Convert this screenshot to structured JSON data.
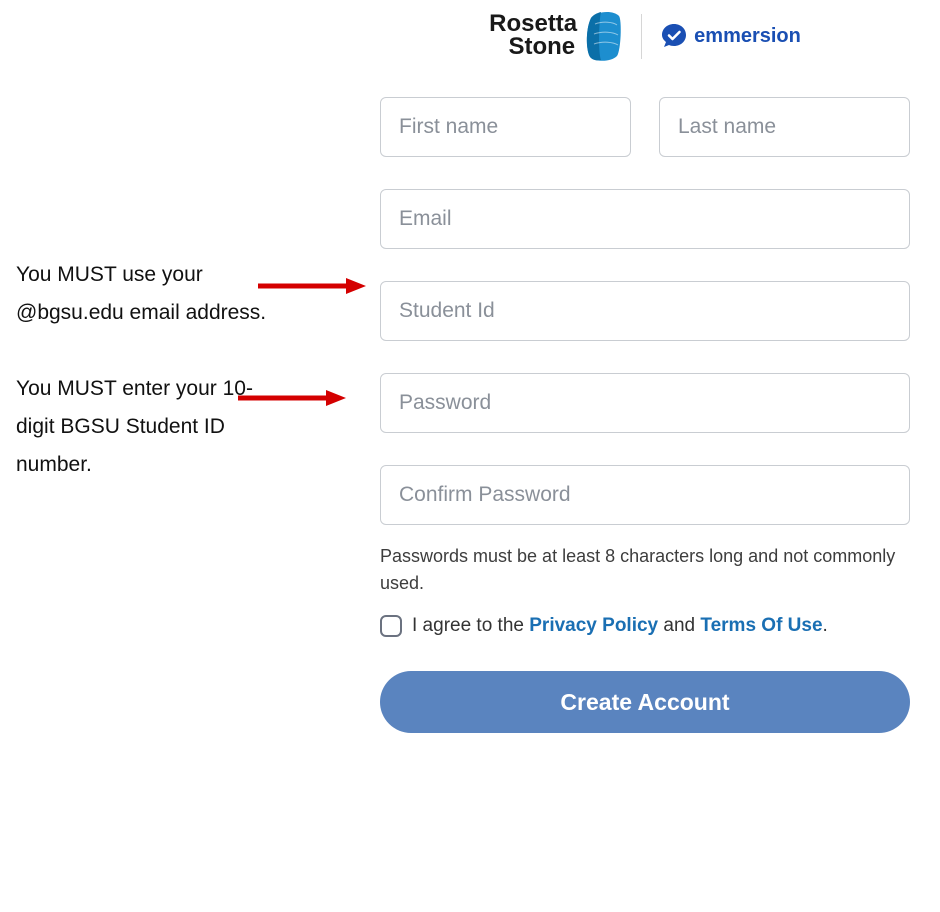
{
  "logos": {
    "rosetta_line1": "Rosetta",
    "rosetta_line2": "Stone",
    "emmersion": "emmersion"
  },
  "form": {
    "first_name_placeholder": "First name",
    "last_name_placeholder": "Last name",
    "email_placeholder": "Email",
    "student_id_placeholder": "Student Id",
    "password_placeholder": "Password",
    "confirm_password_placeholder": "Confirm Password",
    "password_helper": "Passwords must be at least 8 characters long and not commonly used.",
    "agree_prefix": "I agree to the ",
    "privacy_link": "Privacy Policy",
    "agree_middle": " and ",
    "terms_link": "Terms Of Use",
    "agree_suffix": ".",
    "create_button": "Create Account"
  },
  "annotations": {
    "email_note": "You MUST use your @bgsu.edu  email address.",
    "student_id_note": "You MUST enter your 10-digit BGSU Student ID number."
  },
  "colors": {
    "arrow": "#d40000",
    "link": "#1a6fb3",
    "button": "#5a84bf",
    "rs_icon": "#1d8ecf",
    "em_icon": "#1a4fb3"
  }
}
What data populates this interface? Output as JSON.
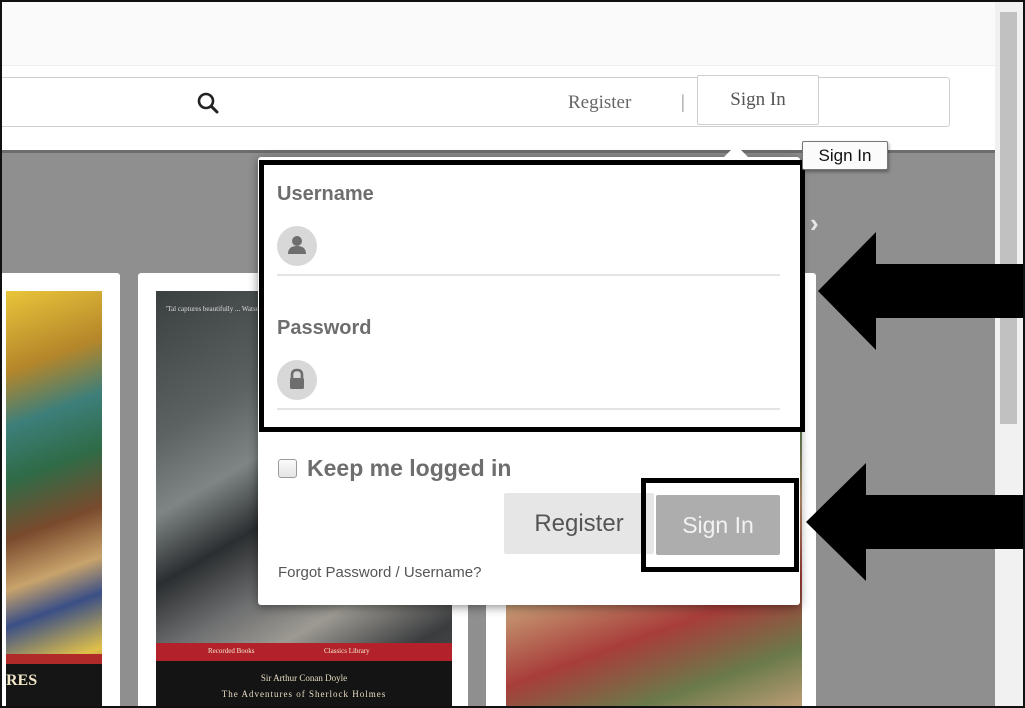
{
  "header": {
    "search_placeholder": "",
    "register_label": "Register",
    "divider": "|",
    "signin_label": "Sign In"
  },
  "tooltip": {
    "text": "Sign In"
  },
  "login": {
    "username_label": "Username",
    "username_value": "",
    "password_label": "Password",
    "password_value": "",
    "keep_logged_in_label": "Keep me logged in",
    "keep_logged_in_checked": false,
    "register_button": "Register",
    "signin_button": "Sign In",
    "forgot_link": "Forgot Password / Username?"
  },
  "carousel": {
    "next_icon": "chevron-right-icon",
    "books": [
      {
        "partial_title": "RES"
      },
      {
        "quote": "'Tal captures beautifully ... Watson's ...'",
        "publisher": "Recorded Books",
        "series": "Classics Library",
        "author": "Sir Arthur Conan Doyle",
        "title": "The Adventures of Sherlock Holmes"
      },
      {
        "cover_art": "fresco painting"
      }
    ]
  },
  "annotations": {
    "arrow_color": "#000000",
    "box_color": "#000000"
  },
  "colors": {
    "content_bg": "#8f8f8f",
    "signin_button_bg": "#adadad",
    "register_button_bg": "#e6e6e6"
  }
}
====
SET PROBLEM
The data above should be repeated exactly, minus any pictures.

RESULT
Convert this screenshot to structured JSON data.
{
  "logos": {
    "rosetta_line1": "Rosetta",
    "rosetta_line2": "Stone",
    "emmersion": "emmersion"
  },
  "form": {
    "first_name_placeholder": "First name",
    "last_name_placeholder": "Last name",
    "email_placeholder": "Email",
    "student_id_placeholder": "Student Id",
    "password_placeholder": "Password",
    "confirm_password_placeholder": "Confirm Password",
    "password_helper": "Passwords must be at least 8 characters long and not commonly used.",
    "agree_prefix": "I agree to the ",
    "privacy_link": "Privacy Policy",
    "agree_middle": " and ",
    "terms_link": "Terms Of Use",
    "agree_suffix": ".",
    "create_button": "Create Account"
  },
  "annotations": {
    "email_note": "You MUST use your @bgsu.edu  email address.",
    "student_id_note": "You MUST enter your 10-digit BGSU Student ID number."
  },
  "colors": {
    "arrow": "#d40000",
    "link": "#1a6fb3",
    "button": "#5a84bf",
    "rs_icon": "#1d8ecf",
    "em_icon": "#1a4fb3"
  }
}
What data populates this interface? Output as JSON.
{
  "header": {
    "search_placeholder": "",
    "register_label": "Register",
    "divider": "|",
    "signin_label": "Sign In"
  },
  "tooltip": {
    "text": "Sign In"
  },
  "login": {
    "username_label": "Username",
    "username_value": "",
    "password_label": "Password",
    "password_value": "",
    "keep_logged_in_label": "Keep me logged in",
    "keep_logged_in_checked": false,
    "register_button": "Register",
    "signin_button": "Sign In",
    "forgot_link": "Forgot Password / Username?"
  },
  "carousel": {
    "next_icon": "chevron-right-icon",
    "books": [
      {
        "partial_title": "RES"
      },
      {
        "quote": "'Tal captures beautifully ... Watson's ...'",
        "publisher": "Recorded Books",
        "series": "Classics Library",
        "author": "Sir Arthur Conan Doyle",
        "title": "The Adventures of Sherlock Holmes"
      },
      {
        "cover_art": "fresco painting"
      }
    ]
  },
  "annotations": {
    "arrow_color": "#000000",
    "box_color": "#000000"
  },
  "colors": {
    "content_bg": "#8f8f8f",
    "signin_button_bg": "#adadad",
    "register_button_bg": "#e6e6e6"
  }
}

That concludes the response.